**Figure record listings:**
* begin *
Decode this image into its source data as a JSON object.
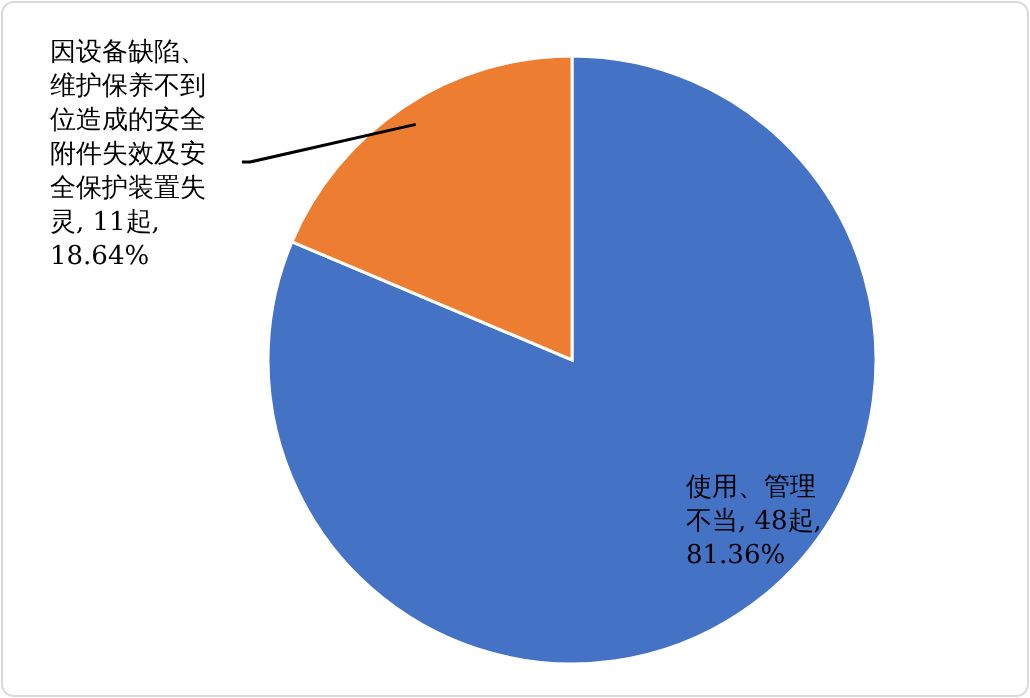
{
  "chart_data": {
    "type": "pie",
    "categories": [
      "使用、管理不当",
      "因设备缺陷、维护保养不到位造成的安全附件失效及安全保护装置失灵"
    ],
    "values": [
      48,
      11
    ],
    "colors": [
      "#4472c4",
      "#ed7d31"
    ],
    "value_labels": [
      "48起, 81.36%",
      "11起, 18.64%"
    ]
  }
}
* end *
**Problem:**
Pictures in the data above should not be copied; transcribe everything else exactly.

**Response:**
Decode this image into its source data as a JSON object.
{
  "chart_data": {
    "type": "pie",
    "categories": [
      "使用、管理不当",
      "因设备缺陷、维护保养不到位造成的安全附件失效及安全保护装置失灵"
    ],
    "values": [
      48,
      11
    ],
    "colors": [
      "#4472c4",
      "#ed7d31"
    ],
    "value_labels": [
      "48起, 81.36%",
      "11起, 18.64%"
    ]
  }
}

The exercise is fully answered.